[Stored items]
* * * * *
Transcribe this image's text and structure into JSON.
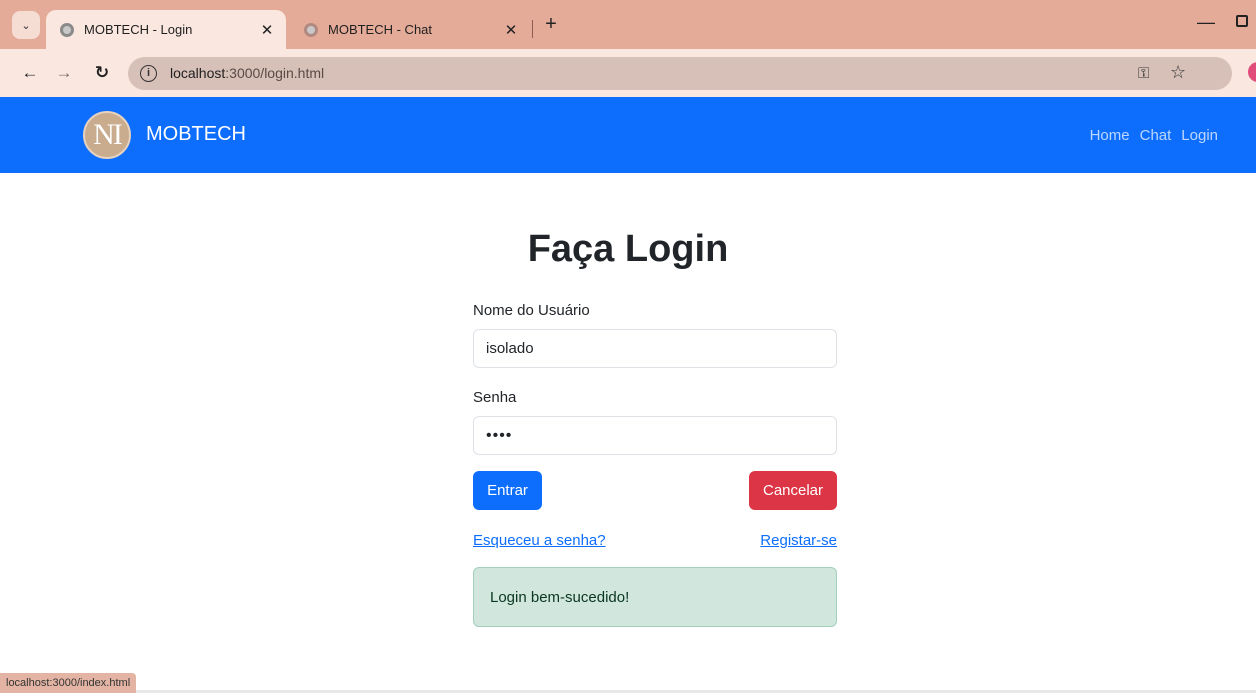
{
  "browser": {
    "tabs": [
      {
        "title": "MOBTECH - Login",
        "active": true
      },
      {
        "title": "MOBTECH - Chat",
        "active": false
      }
    ],
    "url": {
      "host": "localhost",
      "path": ":3000/login.html"
    },
    "status_url": "localhost:3000/index.html"
  },
  "navbar": {
    "brand": "MOBTECH",
    "links": [
      "Home",
      "Chat",
      "Login"
    ]
  },
  "login": {
    "title": "Faça Login",
    "username_label": "Nome do Usuário",
    "username_value": "isolado",
    "password_label": "Senha",
    "password_value": "••••",
    "submit_label": "Entrar",
    "cancel_label": "Cancelar",
    "forgot_label": "Esqueceu a senha?",
    "register_label": "Registar-se",
    "alert": "Login bem-sucedido!"
  },
  "colors": {
    "primary": "#0d6efd",
    "danger": "#dc3545",
    "success_bg": "#d1e7dd"
  }
}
* * * * *
**THE REQUEST**
Check each line of the data above for the word "localhost", then state how many lines have it. Give the number alone.

**RESULT FOR THIS TASK**
2